Write out the material exactly. Do not include the pictures.

### INFORMATION PROVIDED
---

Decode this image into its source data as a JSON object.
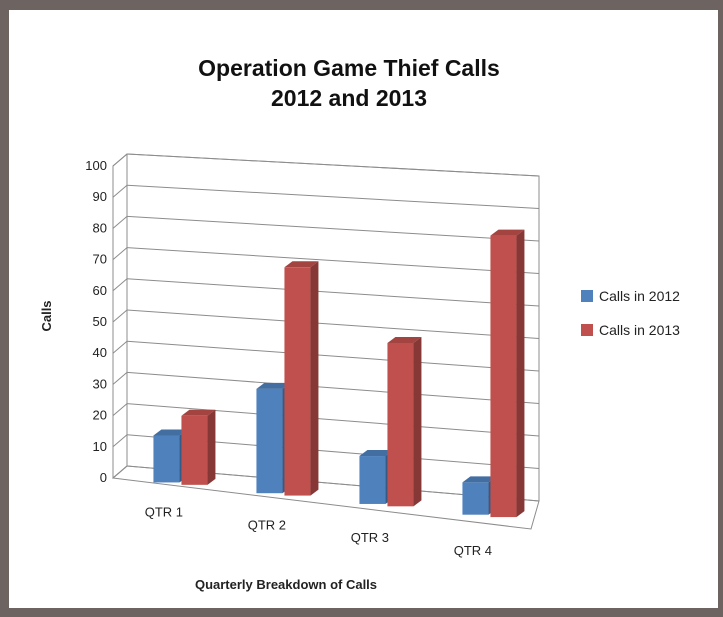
{
  "chart_data": {
    "type": "bar",
    "title": [
      "Operation Game Thief Calls",
      "2012 and 2013"
    ],
    "xlabel": "Quarterly Breakdown of Calls",
    "ylabel": "Calls",
    "categories": [
      "QTR 1",
      "QTR 2",
      "QTR 3",
      "QTR 4"
    ],
    "ylim": [
      0,
      100
    ],
    "yticks": [
      0,
      10,
      20,
      30,
      40,
      50,
      60,
      70,
      80,
      90,
      100
    ],
    "grid": true,
    "legend_position": "right",
    "series": [
      {
        "name": "Calls in 2012",
        "color": "#4f81bd",
        "values": [
          15,
          33,
          15,
          10
        ]
      },
      {
        "name": "Calls in 2013",
        "color": "#c0504d",
        "values": [
          22,
          72,
          51,
          87
        ]
      }
    ]
  }
}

---

### FULL SOLUTION
Decode this image into its source data as a JSON object.
{
  "chart_data": {
    "type": "bar",
    "title": [
      "Operation Game Thief Calls",
      "2012 and 2013"
    ],
    "xlabel": "Quarterly Breakdown of Calls",
    "ylabel": "Calls",
    "categories": [
      "QTR 1",
      "QTR 2",
      "QTR 3",
      "QTR 4"
    ],
    "ylim": [
      0,
      100
    ],
    "yticks": [
      0,
      10,
      20,
      30,
      40,
      50,
      60,
      70,
      80,
      90,
      100
    ],
    "grid": true,
    "legend_position": "right",
    "series": [
      {
        "name": "Calls in 2012",
        "color": "#4f81bd",
        "values": [
          15,
          33,
          15,
          10
        ]
      },
      {
        "name": "Calls in 2013",
        "color": "#c0504d",
        "values": [
          22,
          72,
          51,
          87
        ]
      }
    ]
  }
}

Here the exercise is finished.